# Task description:
Each line from the one that contains "Read all visible" to the end of the material must be quoted exactly; include both end lines and nothing else.

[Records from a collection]
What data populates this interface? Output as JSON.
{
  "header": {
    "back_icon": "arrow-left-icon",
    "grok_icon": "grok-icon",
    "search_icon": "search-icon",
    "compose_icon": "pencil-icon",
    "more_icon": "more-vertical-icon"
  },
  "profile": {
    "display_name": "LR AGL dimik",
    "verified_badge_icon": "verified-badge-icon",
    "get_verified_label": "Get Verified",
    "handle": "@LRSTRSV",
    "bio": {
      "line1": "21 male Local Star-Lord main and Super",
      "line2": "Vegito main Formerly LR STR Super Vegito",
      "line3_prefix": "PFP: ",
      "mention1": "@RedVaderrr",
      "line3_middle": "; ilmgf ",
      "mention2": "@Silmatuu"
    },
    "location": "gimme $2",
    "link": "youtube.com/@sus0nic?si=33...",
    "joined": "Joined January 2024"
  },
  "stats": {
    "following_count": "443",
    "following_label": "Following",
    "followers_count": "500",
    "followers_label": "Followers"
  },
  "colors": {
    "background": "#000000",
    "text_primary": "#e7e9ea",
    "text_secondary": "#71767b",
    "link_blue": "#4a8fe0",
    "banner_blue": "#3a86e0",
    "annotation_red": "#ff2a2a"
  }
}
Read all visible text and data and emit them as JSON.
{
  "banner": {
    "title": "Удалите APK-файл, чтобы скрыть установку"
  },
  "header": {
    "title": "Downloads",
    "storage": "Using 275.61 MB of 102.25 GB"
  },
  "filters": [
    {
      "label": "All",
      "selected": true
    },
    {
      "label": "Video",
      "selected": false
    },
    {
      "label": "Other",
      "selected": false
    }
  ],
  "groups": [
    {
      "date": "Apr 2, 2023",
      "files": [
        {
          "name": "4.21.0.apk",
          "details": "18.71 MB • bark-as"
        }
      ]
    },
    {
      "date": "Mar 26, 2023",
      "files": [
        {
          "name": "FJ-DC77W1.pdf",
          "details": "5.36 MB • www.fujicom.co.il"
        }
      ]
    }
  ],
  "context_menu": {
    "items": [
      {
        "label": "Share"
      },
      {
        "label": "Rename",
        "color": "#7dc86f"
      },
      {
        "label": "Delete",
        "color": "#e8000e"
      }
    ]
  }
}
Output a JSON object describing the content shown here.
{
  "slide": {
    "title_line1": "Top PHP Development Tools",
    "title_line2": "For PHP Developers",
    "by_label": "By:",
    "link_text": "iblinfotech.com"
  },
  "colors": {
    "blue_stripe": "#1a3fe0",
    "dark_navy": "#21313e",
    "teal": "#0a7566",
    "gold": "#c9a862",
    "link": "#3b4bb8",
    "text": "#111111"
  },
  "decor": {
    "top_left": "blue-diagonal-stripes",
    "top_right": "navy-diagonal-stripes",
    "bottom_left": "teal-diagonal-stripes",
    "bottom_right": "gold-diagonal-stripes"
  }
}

# Answer:
Read all visible text and data and emit them as JSON.
{
  "banner": {
    "title": "Удалите APK-файл, чтобы скрыть установку"
  },
  "header": {
    "title": "Downloads",
    "storage": "Using 275.61 MB of 102.25 GB"
  },
  "filters": [
    {
      "label": "All",
      "selected": true
    },
    {
      "label": "Video",
      "selected": false
    },
    {
      "label": "Other",
      "selected": false
    }
  ],
  "groups": [
    {
      "date": "Apr 2, 2023",
      "files": [
        {
          "name": "4.21.0.apk",
          "details": "18.71 MB • bark-as"
        }
      ]
    },
    {
      "date": "Mar 26, 2023",
      "files": [
        {
          "name": "FJ-DC77W1.pdf",
          "details": "5.36 MB • www.fujicom.co.il"
        }
      ]
    }
  ],
  "context_menu": {
    "items": [
      {
        "label": "Share"
      },
      {
        "label": "Rename",
        "color": "#7dc86f"
      },
      {
        "label": "Delete",
        "color": "#e8000e"
      }
    ]
  }
}
Output a JSON object describing the content shown here.
{
  "slide": {
    "title_line1": "Top PHP Development Tools",
    "title_line2": "For PHP Developers",
    "by_label": "By:",
    "link_text": "iblinfotech.com"
  },
  "colors": {
    "blue_stripe": "#1a3fe0",
    "dark_navy": "#21313e",
    "teal": "#0a7566",
    "gold": "#c9a862",
    "link": "#3b4bb8",
    "text": "#111111"
  },
  "decor": {
    "top_left": "blue-diagonal-stripes",
    "top_right": "navy-diagonal-stripes",
    "bottom_left": "teal-diagonal-stripes",
    "bottom_right": "gold-diagonal-stripes"
  }
}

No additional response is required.